Material supplied ->
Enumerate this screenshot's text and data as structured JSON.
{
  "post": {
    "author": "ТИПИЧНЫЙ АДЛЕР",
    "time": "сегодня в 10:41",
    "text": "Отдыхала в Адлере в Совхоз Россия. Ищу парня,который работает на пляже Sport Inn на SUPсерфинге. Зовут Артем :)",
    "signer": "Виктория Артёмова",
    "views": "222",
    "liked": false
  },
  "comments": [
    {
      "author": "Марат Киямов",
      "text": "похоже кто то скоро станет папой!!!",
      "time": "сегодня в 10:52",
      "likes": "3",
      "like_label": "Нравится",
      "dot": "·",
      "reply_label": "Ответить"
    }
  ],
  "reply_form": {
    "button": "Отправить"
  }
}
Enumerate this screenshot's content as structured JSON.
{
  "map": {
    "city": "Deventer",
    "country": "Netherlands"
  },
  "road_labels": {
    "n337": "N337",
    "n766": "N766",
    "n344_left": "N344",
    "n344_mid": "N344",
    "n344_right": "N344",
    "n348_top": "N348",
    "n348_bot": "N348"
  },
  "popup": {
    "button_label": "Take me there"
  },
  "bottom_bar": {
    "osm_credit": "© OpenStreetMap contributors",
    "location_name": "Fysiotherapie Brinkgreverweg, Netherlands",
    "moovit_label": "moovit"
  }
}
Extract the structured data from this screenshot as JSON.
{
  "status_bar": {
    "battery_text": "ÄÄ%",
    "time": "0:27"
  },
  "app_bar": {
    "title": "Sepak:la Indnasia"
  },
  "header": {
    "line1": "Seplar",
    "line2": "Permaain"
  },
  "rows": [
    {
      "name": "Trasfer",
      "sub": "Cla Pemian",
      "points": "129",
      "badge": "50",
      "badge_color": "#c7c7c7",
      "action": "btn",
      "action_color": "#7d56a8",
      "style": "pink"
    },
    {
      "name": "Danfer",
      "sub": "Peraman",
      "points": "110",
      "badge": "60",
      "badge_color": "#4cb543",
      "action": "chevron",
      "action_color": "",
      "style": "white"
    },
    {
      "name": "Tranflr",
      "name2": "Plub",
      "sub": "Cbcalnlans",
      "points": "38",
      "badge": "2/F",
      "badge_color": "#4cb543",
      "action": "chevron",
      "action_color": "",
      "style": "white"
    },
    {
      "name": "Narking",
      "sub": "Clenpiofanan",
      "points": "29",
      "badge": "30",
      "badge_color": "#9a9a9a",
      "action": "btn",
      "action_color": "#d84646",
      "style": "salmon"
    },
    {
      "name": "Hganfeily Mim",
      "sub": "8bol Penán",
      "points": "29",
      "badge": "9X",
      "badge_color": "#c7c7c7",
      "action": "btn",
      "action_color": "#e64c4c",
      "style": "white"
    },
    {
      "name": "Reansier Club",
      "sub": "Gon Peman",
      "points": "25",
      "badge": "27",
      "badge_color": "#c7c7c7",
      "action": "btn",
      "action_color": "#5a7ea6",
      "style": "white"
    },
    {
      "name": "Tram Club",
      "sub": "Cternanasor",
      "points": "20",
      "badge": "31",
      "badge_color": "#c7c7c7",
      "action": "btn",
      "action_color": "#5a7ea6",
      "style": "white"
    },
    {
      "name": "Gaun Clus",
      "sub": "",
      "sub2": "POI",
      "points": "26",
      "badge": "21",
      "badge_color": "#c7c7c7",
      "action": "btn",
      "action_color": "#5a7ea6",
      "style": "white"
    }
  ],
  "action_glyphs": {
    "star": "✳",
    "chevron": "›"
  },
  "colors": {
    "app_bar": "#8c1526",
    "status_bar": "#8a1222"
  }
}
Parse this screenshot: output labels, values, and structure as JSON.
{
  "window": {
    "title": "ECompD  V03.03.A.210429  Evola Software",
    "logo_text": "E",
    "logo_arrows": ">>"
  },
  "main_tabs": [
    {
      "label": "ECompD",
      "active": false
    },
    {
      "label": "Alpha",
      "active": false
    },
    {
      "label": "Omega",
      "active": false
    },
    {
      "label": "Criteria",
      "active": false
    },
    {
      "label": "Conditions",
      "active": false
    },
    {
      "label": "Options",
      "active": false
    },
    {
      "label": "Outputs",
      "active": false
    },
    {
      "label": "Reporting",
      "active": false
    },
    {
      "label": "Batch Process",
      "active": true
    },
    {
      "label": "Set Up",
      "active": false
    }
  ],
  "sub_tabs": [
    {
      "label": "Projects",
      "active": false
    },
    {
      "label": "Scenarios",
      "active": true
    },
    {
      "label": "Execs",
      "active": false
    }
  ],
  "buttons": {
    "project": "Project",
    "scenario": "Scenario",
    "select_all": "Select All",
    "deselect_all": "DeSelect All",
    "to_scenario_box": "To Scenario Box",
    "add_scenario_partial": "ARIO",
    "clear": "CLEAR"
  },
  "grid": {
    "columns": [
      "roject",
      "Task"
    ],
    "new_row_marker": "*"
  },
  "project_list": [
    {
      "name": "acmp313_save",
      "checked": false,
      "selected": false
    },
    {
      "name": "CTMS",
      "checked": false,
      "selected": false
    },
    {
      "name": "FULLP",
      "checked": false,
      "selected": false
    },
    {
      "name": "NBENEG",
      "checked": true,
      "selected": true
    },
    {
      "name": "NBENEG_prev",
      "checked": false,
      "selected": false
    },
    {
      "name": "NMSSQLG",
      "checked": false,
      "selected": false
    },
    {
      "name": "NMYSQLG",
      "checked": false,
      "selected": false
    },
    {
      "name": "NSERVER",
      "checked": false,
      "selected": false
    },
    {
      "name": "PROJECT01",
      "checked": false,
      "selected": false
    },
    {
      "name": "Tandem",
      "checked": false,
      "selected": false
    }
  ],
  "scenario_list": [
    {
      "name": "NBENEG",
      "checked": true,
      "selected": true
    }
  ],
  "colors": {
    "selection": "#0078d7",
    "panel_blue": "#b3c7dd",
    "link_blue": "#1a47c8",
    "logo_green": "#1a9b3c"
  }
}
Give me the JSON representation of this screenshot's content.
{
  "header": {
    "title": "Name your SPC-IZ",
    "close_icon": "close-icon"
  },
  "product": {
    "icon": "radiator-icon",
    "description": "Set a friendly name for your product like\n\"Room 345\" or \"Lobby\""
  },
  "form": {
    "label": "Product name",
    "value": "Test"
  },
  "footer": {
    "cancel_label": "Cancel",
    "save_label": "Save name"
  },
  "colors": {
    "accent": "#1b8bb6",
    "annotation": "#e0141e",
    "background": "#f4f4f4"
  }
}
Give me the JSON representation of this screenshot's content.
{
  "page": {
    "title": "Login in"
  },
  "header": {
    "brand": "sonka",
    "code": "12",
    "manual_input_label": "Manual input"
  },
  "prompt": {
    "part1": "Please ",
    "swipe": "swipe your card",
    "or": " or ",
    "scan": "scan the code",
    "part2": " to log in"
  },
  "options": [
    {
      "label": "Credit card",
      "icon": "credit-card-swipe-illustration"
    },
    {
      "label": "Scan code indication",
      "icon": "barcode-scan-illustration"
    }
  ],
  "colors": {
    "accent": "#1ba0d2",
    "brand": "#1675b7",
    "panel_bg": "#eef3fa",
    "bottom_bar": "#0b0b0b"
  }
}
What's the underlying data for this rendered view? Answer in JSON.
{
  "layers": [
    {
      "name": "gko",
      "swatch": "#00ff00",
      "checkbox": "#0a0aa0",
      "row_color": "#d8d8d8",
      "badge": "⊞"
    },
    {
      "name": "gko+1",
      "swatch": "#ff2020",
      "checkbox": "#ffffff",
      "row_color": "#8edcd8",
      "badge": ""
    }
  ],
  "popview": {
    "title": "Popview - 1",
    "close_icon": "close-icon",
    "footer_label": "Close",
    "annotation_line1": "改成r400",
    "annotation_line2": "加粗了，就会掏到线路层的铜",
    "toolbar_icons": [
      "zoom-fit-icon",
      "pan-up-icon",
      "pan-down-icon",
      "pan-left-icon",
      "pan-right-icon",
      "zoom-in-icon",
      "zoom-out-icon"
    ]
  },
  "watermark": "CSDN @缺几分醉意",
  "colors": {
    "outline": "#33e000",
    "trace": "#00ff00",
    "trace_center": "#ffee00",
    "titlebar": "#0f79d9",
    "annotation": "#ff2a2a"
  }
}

Instructions to follow -> From the data above, work out how many lines contain the string "author" and reply with only the number.

Final answer -> 2